- _What you need to do_:
Print every entry, word for word, and skip the images.

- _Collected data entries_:
****************

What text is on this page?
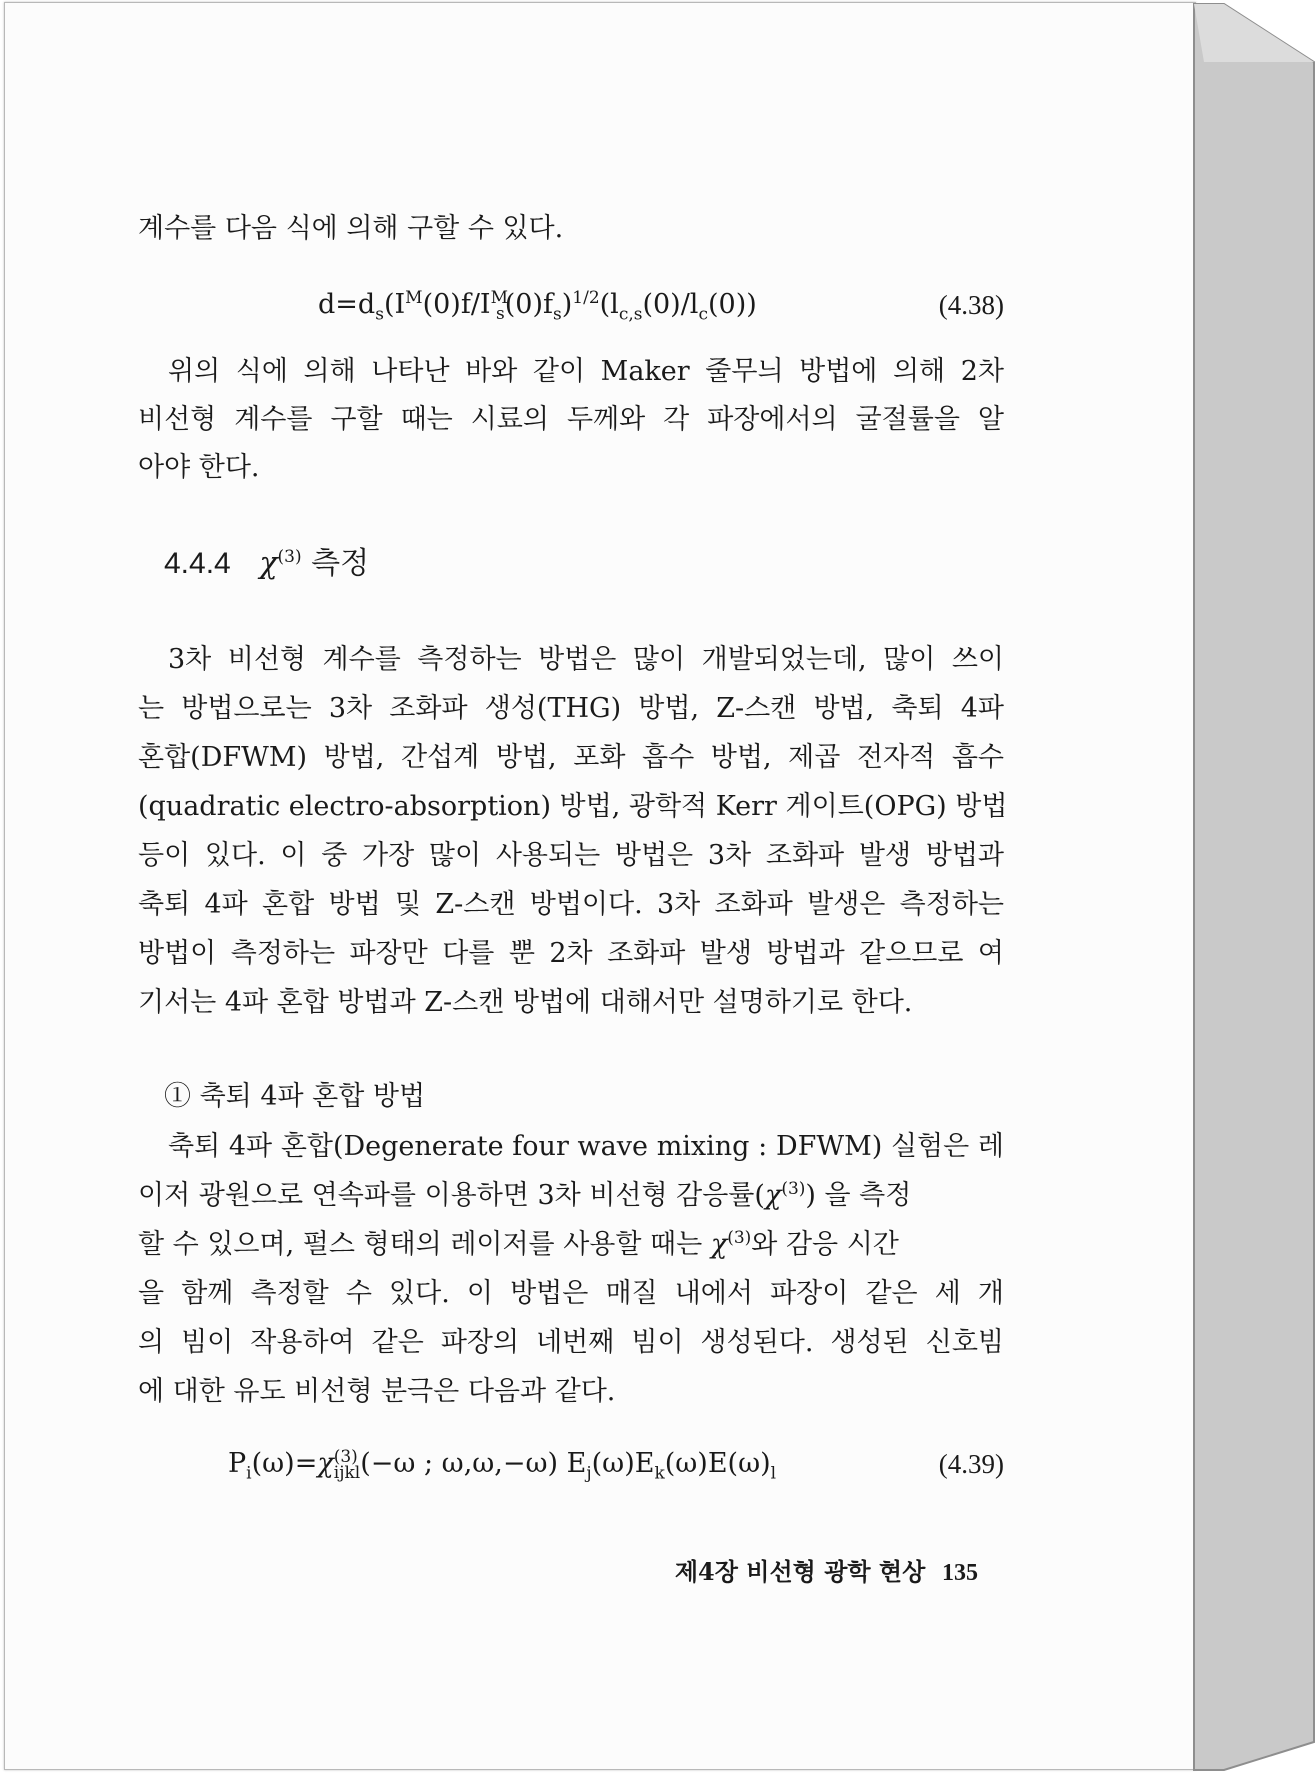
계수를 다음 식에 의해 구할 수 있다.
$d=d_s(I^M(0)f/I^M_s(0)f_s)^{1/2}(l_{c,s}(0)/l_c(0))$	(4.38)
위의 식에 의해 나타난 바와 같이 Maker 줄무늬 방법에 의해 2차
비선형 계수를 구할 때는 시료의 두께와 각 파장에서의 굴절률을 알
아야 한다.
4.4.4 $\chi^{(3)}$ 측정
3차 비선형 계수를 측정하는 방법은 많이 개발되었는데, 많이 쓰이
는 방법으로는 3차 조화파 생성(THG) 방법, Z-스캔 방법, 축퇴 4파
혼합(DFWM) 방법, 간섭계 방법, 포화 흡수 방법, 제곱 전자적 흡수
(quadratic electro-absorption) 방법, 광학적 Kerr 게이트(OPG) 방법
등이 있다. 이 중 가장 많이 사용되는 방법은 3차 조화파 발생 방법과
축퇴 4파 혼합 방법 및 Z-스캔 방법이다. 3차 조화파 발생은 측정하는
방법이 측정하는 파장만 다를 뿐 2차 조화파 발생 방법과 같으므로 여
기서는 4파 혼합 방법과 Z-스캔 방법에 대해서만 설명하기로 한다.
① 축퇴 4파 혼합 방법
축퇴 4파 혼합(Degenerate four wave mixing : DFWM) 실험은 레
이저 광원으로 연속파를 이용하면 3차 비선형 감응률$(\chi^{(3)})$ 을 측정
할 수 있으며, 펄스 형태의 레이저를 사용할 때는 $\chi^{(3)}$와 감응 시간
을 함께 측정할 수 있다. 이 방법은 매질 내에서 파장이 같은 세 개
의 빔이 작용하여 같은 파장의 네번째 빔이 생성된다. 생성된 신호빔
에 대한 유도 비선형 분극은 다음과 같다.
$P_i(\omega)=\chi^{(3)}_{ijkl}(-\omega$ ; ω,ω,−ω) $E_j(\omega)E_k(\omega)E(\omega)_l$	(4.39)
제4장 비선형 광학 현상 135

****************

- _Solution_:
What text is on this page?
계수를 다음 식에 의해 구할 수 있다.
$d=d_s(I^M(0)f/I^M_s(0)f_s)^{1/2}(l_{c,s}(0)/l_c(0))$	(4.38)
위의 식에 의해 나타난 바와 같이 Maker 줄무늬 방법에 의해 2차
비선형 계수를 구할 때는 시료의 두께와 각 파장에서의 굴절률을 알
아야 한다.
4.4.4 $\chi^{(3)}$ 측정
3차 비선형 계수를 측정하는 방법은 많이 개발되었는데, 많이 쓰이
는 방법으로는 3차 조화파 생성(THG) 방법, Z-스캔 방법, 축퇴 4파
혼합(DFWM) 방법, 간섭계 방법, 포화 흡수 방법, 제곱 전자적 흡수
(quadratic electro-absorption) 방법, 광학적 Kerr 게이트(OPG) 방법
등이 있다. 이 중 가장 많이 사용되는 방법은 3차 조화파 발생 방법과
축퇴 4파 혼합 방법 및 Z-스캔 방법이다. 3차 조화파 발생은 측정하는
방법이 측정하는 파장만 다를 뿐 2차 조화파 발생 방법과 같으므로 여
기서는 4파 혼합 방법과 Z-스캔 방법에 대해서만 설명하기로 한다.
① 축퇴 4파 혼합 방법
축퇴 4파 혼합(Degenerate four wave mixing : DFWM) 실험은 레
이저 광원으로 연속파를 이용하면 3차 비선형 감응률$(\chi^{(3)})$ 을 측정
할 수 있으며, 펄스 형태의 레이저를 사용할 때는 $\chi^{(3)}$와 감응 시간
을 함께 측정할 수 있다. 이 방법은 매질 내에서 파장이 같은 세 개
의 빔이 작용하여 같은 파장의 네번째 빔이 생성된다. 생성된 신호빔
에 대한 유도 비선형 분극은 다음과 같다.
$P_i(\omega)=\chi^{(3)}_{ijkl}(-\omega$ ; ω,ω,−ω) $E_j(\omega)E_k(\omega)E(\omega)_l$	(4.39)
제4장 비선형 광학 현상 135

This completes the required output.